Set problem:
Go through the material and pull out every line with the string "title" in it.

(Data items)
--- Begin ---
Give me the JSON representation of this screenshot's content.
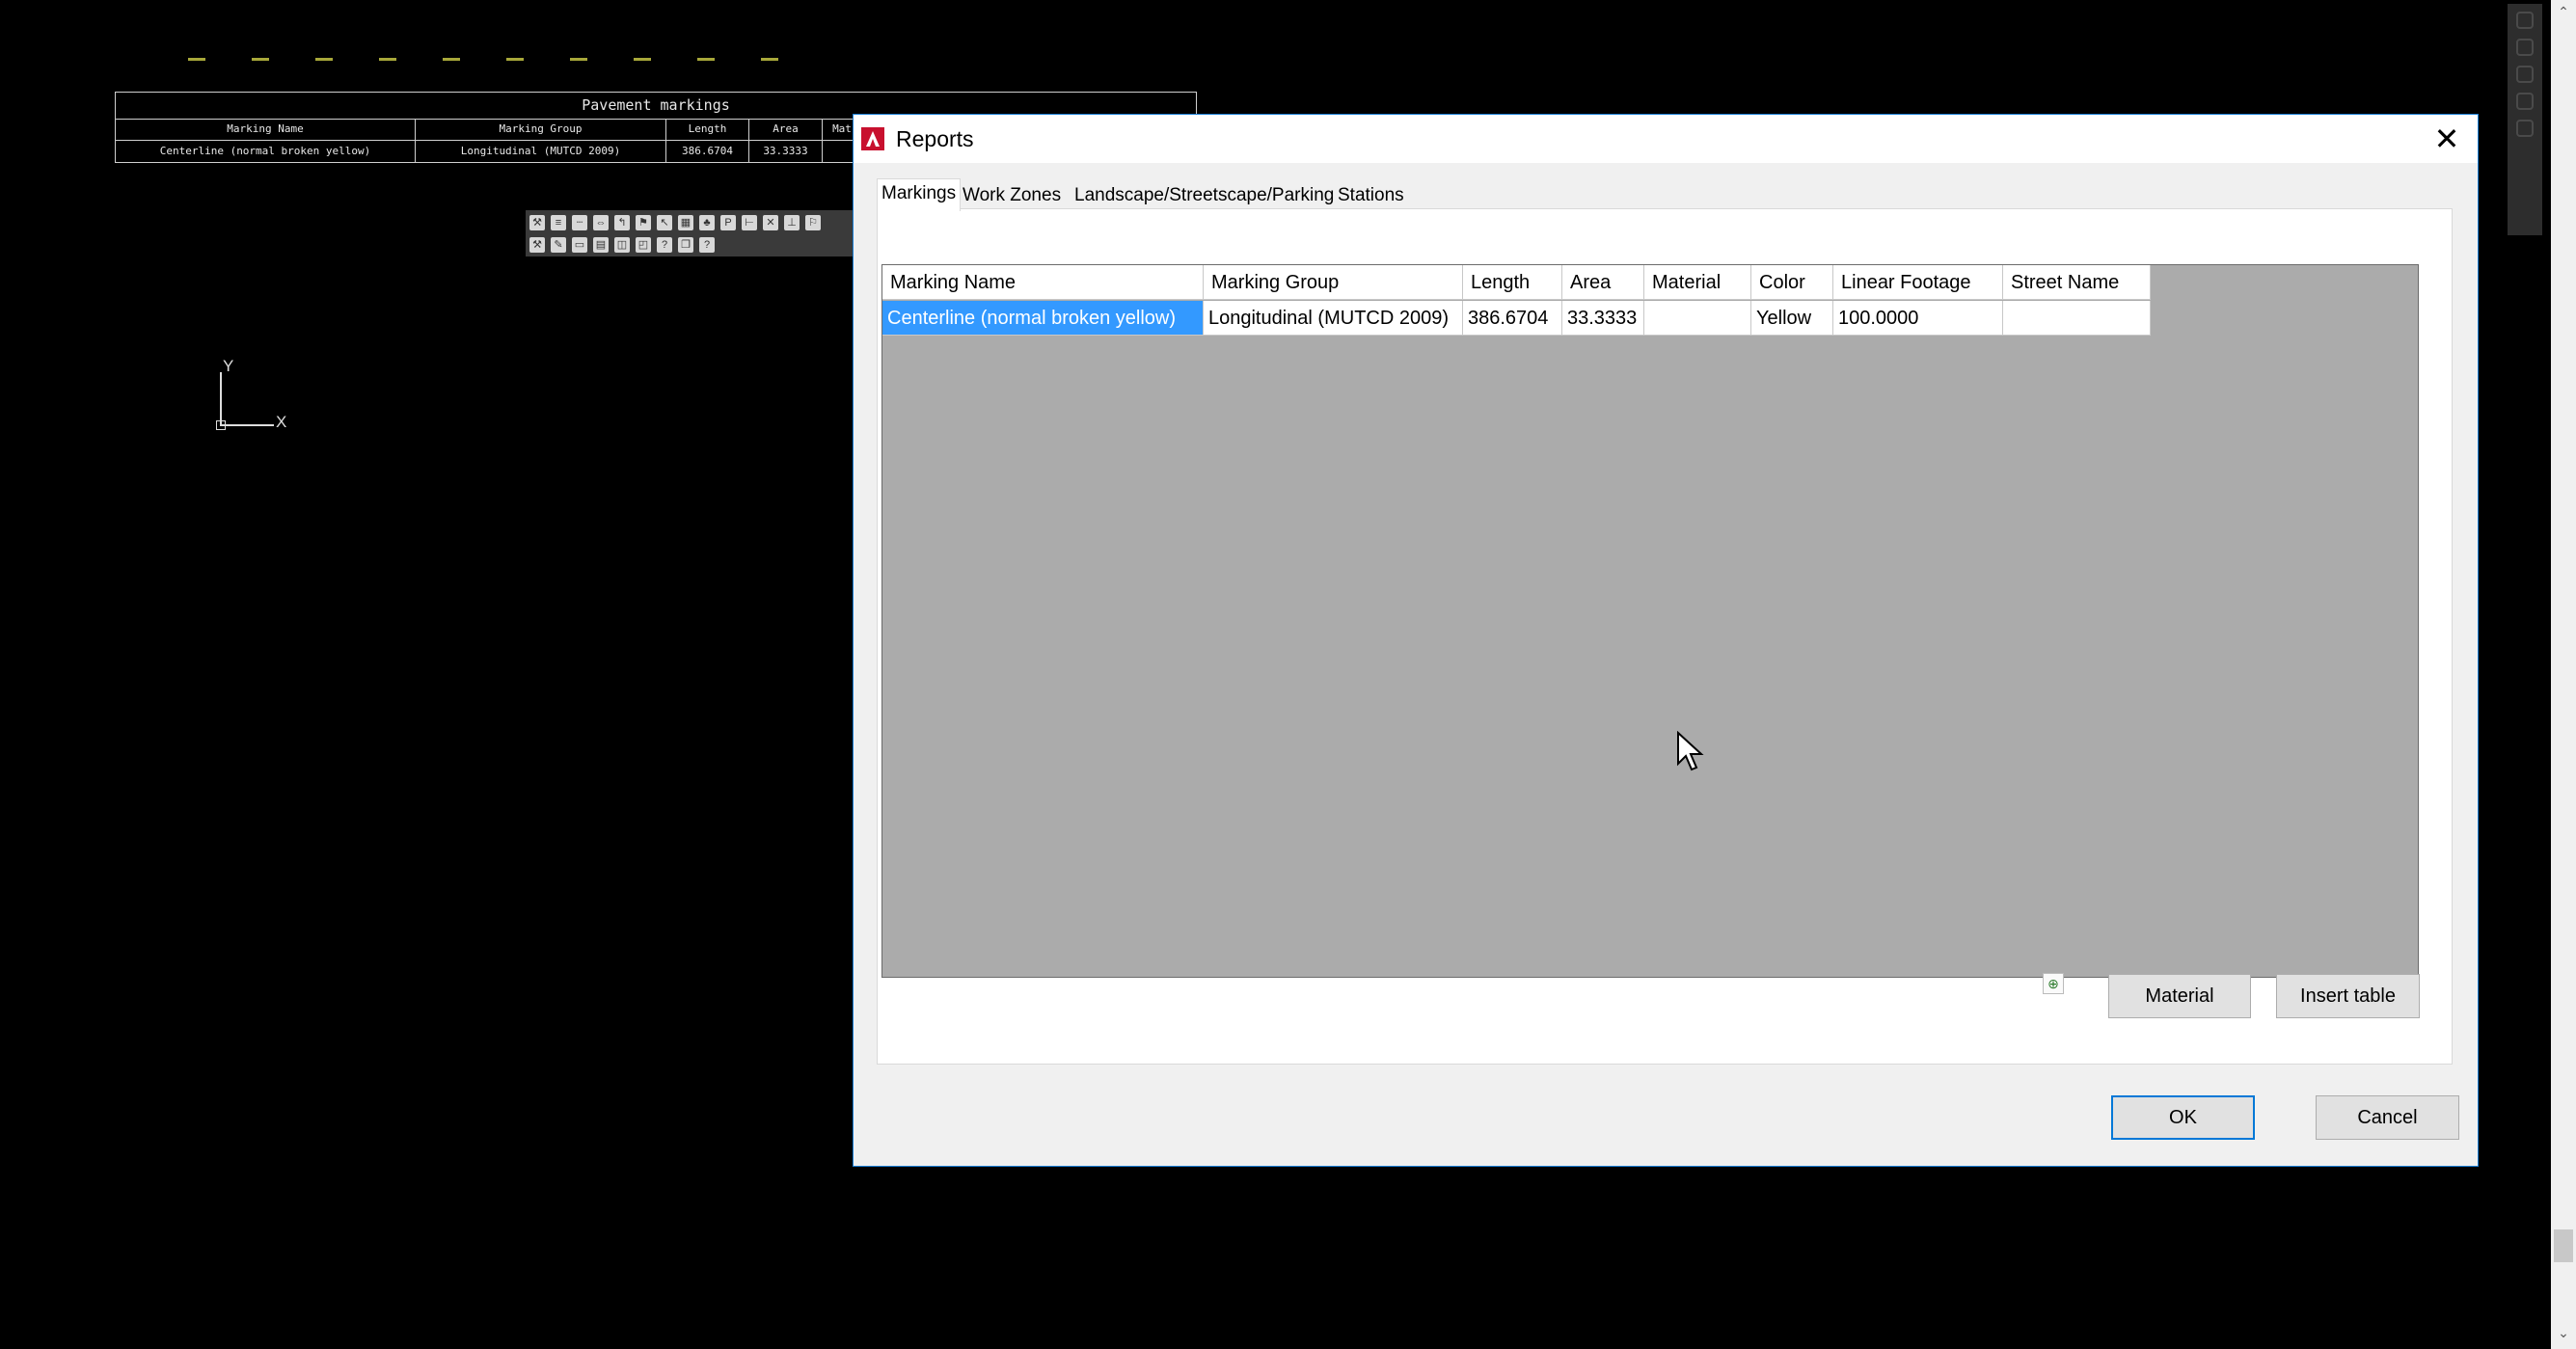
{
  "cad": {
    "table": {
      "title": "Pavement markings",
      "headers": [
        "Marking Name",
        "Marking Group",
        "Length",
        "Area",
        "Mat"
      ],
      "row": [
        "Centerline (normal broken yellow)",
        "Longitudinal (MUTCD 2009)",
        "386.6704",
        "33.3333",
        ""
      ]
    },
    "ucs": {
      "y": "Y",
      "x": "X"
    },
    "dash_color": "#a8a83a"
  },
  "dialog": {
    "title": "Reports",
    "close": "✕",
    "tabs": [
      {
        "label": "Markings"
      },
      {
        "label": "Work Zones"
      },
      {
        "label": "Landscape/Streetscape/Parking"
      },
      {
        "label": "Stations"
      }
    ],
    "grid": {
      "headers": [
        "Marking Name",
        "Marking Group",
        "Length",
        "Area",
        "Material",
        "Color",
        "Linear Footage",
        "Street Name"
      ],
      "rows": [
        [
          "Centerline (normal broken yellow)",
          "Longitudinal (MUTCD 2009)",
          "386.6704",
          "33.3333",
          "",
          "Yellow",
          "100.0000",
          ""
        ]
      ]
    },
    "buttons": {
      "material": "Material",
      "insert_table": "Insert table",
      "ok": "OK",
      "cancel": "Cancel"
    },
    "accent": "#0078d7",
    "selection_color": "#3399ff"
  }
}
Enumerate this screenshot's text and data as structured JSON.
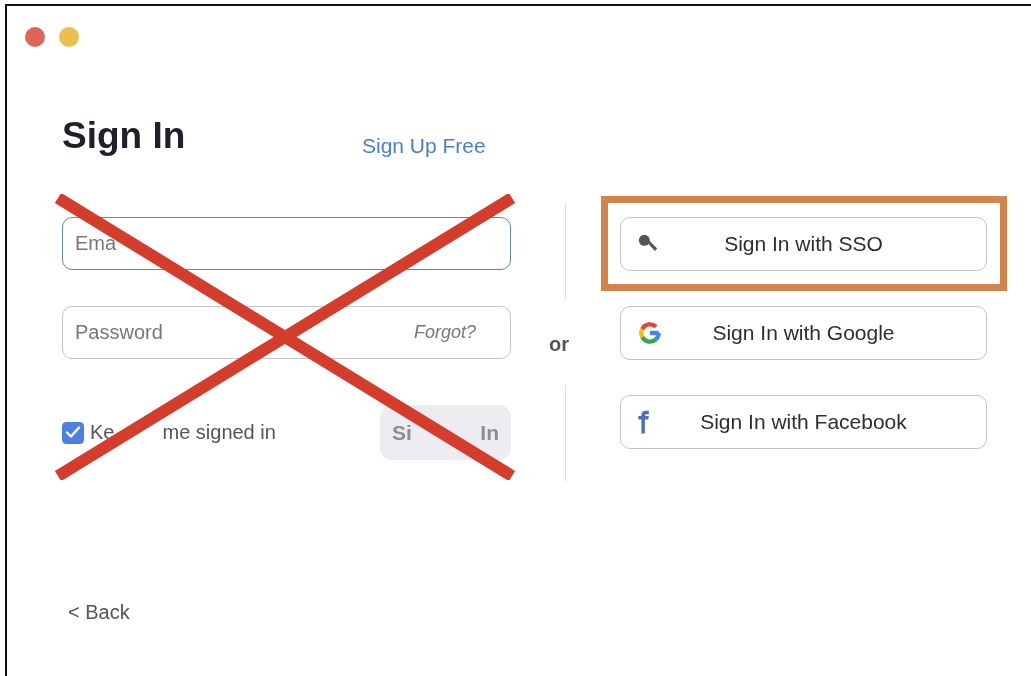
{
  "window": {
    "controls": [
      {
        "color": "#e0645a"
      },
      {
        "color": "#ebbd4e"
      }
    ]
  },
  "heading": "Sign In",
  "sign_up_link": "Sign Up Free",
  "email_field": {
    "placeholder": "Ema",
    "focused": true
  },
  "password_field": {
    "placeholder": "Password",
    "forgot_link": "Forgot?"
  },
  "keep_signed_in": {
    "label_parts": [
      "Ke",
      "me signed in"
    ],
    "checked": true
  },
  "sign_in_button": {
    "label_parts": [
      "Si",
      "In"
    ],
    "disabled": true
  },
  "separator": "or",
  "providers": [
    {
      "kind": "sso",
      "label": "Sign In with SSO",
      "highlighted": true
    },
    {
      "kind": "google",
      "label": "Sign In with Google",
      "highlighted": false
    },
    {
      "kind": "facebook",
      "label": "Sign In with Facebook",
      "highlighted": false
    }
  ],
  "back_link": "< Back",
  "annotations": {
    "cross_out_form": true
  }
}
--- End ---
The result:
      "title": "Pavement markings",
    "title": "Reports",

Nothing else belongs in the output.